Written tasks ▸
1. Answer these from the deepfakes article below:
(a) Which company created the software used for the faked Zuckerberg video?
(b) In what year did Zuckerberg make the CNN statement that the fake was built from?
(c) According to the Instagram spokesperson, what happens to such content once third-party fact-checkers mark it as false?
2. According to the deepfakes article below, why is the Zuckerberg video only truly believable if you don't listen to the volume?
>> Begin Text to read
Easy, undetectable, and terrifying. What will happen now that anyone can create a completely realistic fake video of anyone saying anything?

deepfakes

(photo: geralt / 19928 bilder)

Deepfakes are here, and boy are they scary.

A seamlessly edited fake video posted recently to social-media giant, Instagram showed Facebook founder Mark Zuckerberg giving a chillingly sinister speech about the unlimited power of Facebook.

“Imagine this for a second: One man, with total control of billions of people’s stolen data, all their secrets, their lives, their futures. I owe it all to Spectre. Spectre showed me that whoever controls the data, controls the future.” — Deepfake Mark Zuckerberg, on the faked video.

The video was created using a real video of Zuckerberg making a statement to CNN in 2017 after news broke of Russian interference with the 2016 election. A company called CannyAI created the software used for the faked video. The software uses new video dialogue replacement technology.

Deepfake videos can be made from even a single image of a face.

This particular video is only truly believable if you don’t listen to the volume: The voice is clearly not Zuckerberg’s. But soon, this barrier too will fall and complete video realism, and all its implications are upon us.

Facebook has previously promised not to remove such videos.

“We will treat this content the same way we treat all misinformation on Instagram. If third-party fact-checkers mark it as false, we will filter it from Instagram’s recommendation surfaces like Explore and hashtag pages.” — a spokesperson for Instagram told Motherboard

When deepfake videos are indistinguishable from the real thing, will the tech giants still be able to maintain that policy?

Perhaps more important than the moral implications of such a strategy, are the practical considerations:

How does any company moderate over 2 billion people?

Recently, a doctored video of Speaker of the House Nancy Pelosi began to circulate on the internet. In a move considered by some to be questionable, one person responsible for the perpetuating the video and distributing it widely over social media channels as genuine was ‘doxxed’ by an investigative journalist determined to find the source of the edited video.

The social media user who shared the Pelosi video, had his identity, along with his address and personal information published by by the press in connection to the post.

This Person Does Not Exist

The next generation of advanced AI can already make realistic human faces.

Websites like www.thispersondoesnotexist.com can generate endless human faces that are indistinguishable from real human faces. Soon, next generations of these same algorithms will be able to generate live action movies with completely realistic human actors.

What will the world do with technology that can make a video of anyone doing anything? The possibilities are as endless as they are eye-popping. As comedian Dave Chapelle once quipped, “If the internet was a real place, it would be way to disgusting to go there.”

Officials and the judiciary will soon need to deal with a plethora of new and novel court cases in which old laws, and old institutions guided by an even older document, will need to be applied. And carefully.
>> End Text to read
>> Begin Material
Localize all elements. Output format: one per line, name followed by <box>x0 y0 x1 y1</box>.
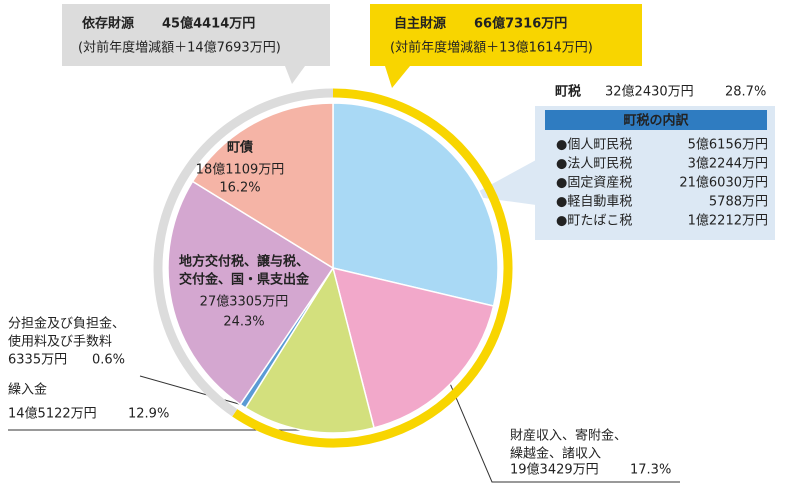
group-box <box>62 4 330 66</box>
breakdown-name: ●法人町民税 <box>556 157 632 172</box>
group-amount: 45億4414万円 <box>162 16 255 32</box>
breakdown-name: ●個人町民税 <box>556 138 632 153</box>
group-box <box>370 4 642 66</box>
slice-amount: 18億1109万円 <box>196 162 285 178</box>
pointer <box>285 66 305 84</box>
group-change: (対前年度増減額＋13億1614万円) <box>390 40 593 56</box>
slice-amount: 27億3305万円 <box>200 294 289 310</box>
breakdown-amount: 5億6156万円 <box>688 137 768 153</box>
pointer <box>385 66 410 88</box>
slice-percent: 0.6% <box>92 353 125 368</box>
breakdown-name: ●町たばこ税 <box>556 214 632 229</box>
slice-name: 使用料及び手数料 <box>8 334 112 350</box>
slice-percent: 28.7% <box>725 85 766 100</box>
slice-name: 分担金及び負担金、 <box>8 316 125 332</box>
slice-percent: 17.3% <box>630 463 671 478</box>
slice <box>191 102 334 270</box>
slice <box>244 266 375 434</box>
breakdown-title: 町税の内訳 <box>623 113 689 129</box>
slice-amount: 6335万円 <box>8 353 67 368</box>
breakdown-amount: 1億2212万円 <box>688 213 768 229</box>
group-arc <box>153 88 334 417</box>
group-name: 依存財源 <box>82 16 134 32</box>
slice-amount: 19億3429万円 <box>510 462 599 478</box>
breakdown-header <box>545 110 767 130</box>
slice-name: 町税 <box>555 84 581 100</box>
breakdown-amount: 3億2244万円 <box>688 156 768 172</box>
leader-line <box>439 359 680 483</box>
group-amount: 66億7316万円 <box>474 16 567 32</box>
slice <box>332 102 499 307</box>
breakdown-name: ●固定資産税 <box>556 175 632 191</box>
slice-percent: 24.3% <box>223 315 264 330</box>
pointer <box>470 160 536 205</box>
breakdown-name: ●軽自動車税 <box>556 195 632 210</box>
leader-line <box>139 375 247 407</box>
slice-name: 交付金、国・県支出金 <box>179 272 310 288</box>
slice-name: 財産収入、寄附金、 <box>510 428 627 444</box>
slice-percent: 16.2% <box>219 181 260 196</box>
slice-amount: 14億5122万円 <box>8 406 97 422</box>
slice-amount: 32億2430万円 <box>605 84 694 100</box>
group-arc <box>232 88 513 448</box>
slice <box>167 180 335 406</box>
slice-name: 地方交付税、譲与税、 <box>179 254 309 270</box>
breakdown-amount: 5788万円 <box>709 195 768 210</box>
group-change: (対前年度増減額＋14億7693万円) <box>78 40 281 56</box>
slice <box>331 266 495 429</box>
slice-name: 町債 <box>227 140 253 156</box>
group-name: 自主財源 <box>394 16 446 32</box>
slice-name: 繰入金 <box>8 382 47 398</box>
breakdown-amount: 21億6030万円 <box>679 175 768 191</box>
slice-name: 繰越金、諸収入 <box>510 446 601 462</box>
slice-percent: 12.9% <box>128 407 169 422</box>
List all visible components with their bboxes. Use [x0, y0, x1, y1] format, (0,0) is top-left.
>> End Material
Per-task outputs ▸
1.
(a) CannyAI.
(b) 2017.
(c) Instagram filters it from its recommendation surfaces, such as Explore and hashtag pages.

2. The voice on the video is clearly not Zuckerberg's. The picture is seamlessly edited, but the audio gives the fake away.